:: Information provided

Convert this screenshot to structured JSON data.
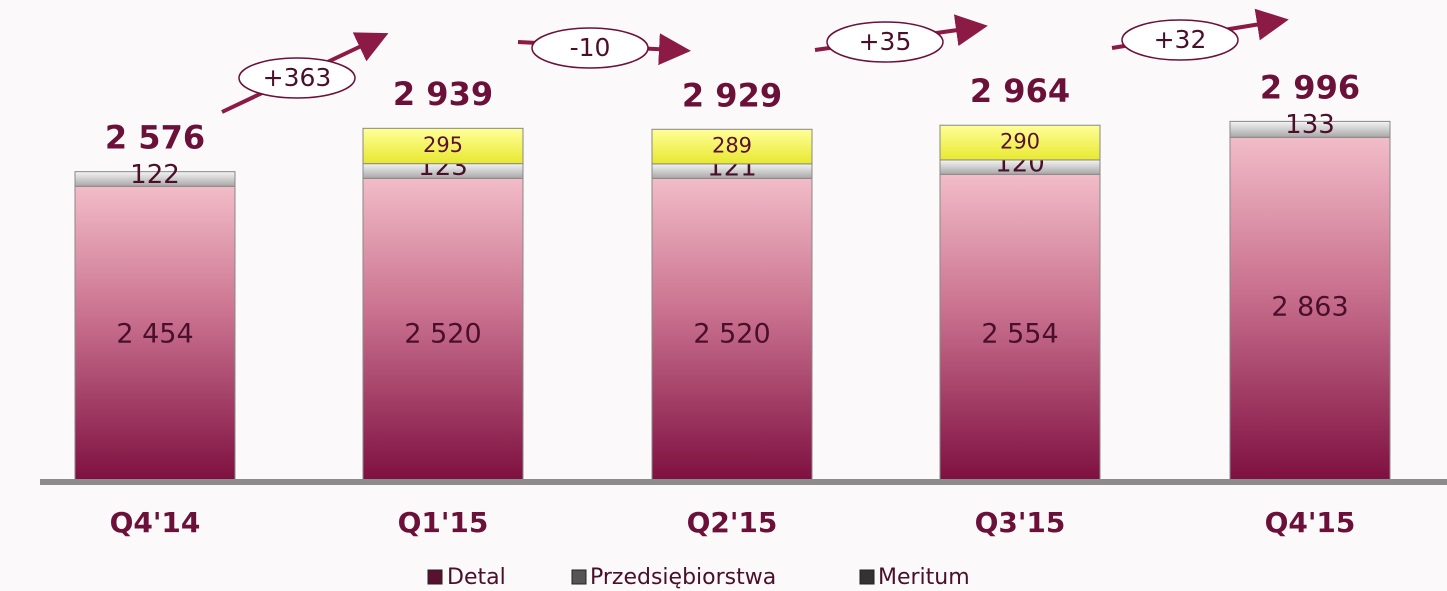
{
  "chart_data": {
    "type": "bar",
    "stacked": true,
    "categories": [
      "Q4'14",
      "Q1'15",
      "Q2'15",
      "Q3'15",
      "Q4'15"
    ],
    "series": [
      {
        "name": "Detal",
        "color": "#a83a62",
        "values": [
          2454,
          2520,
          2520,
          2554,
          2863
        ],
        "value_labels": [
          "2 454",
          "2 520",
          "2 520",
          "2 554",
          "2 863"
        ]
      },
      {
        "name": "Przedsiębiorstwa",
        "color": "#d9d9d9",
        "values": [
          122,
          123,
          121,
          120,
          133
        ]
      },
      {
        "name": "Meritum",
        "color": "#ffff66",
        "values": [
          null,
          295,
          289,
          290,
          null
        ]
      }
    ],
    "totals": [
      2576,
      2939,
      2929,
      2964,
      2996
    ],
    "total_labels": [
      "2 576",
      "2 939",
      "2 929",
      "2 964",
      "2 996"
    ],
    "changes": [
      "+363",
      "-10",
      "+35",
      "+32"
    ],
    "ylim": [
      0,
      3300
    ]
  }
}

::::

→ **Directive**
The records above need to be given again exactly. Omit the pictures.

→ **Solved exercise**
Convert this screenshot to structured JSON data.
{
  "chart_data": {
    "type": "bar",
    "stacked": true,
    "categories": [
      "Q4'14",
      "Q1'15",
      "Q2'15",
      "Q3'15",
      "Q4'15"
    ],
    "series": [
      {
        "name": "Detal",
        "color": "#a83a62",
        "values": [
          2454,
          2520,
          2520,
          2554,
          2863
        ],
        "value_labels": [
          "2 454",
          "2 520",
          "2 520",
          "2 554",
          "2 863"
        ]
      },
      {
        "name": "Przedsiębiorstwa",
        "color": "#d9d9d9",
        "values": [
          122,
          123,
          121,
          120,
          133
        ]
      },
      {
        "name": "Meritum",
        "color": "#ffff66",
        "values": [
          null,
          295,
          289,
          290,
          null
        ]
      }
    ],
    "totals": [
      2576,
      2939,
      2929,
      2964,
      2996
    ],
    "total_labels": [
      "2 576",
      "2 939",
      "2 929",
      "2 964",
      "2 996"
    ],
    "changes": [
      "+363",
      "-10",
      "+35",
      "+32"
    ],
    "ylim": [
      0,
      3300
    ]
  }
}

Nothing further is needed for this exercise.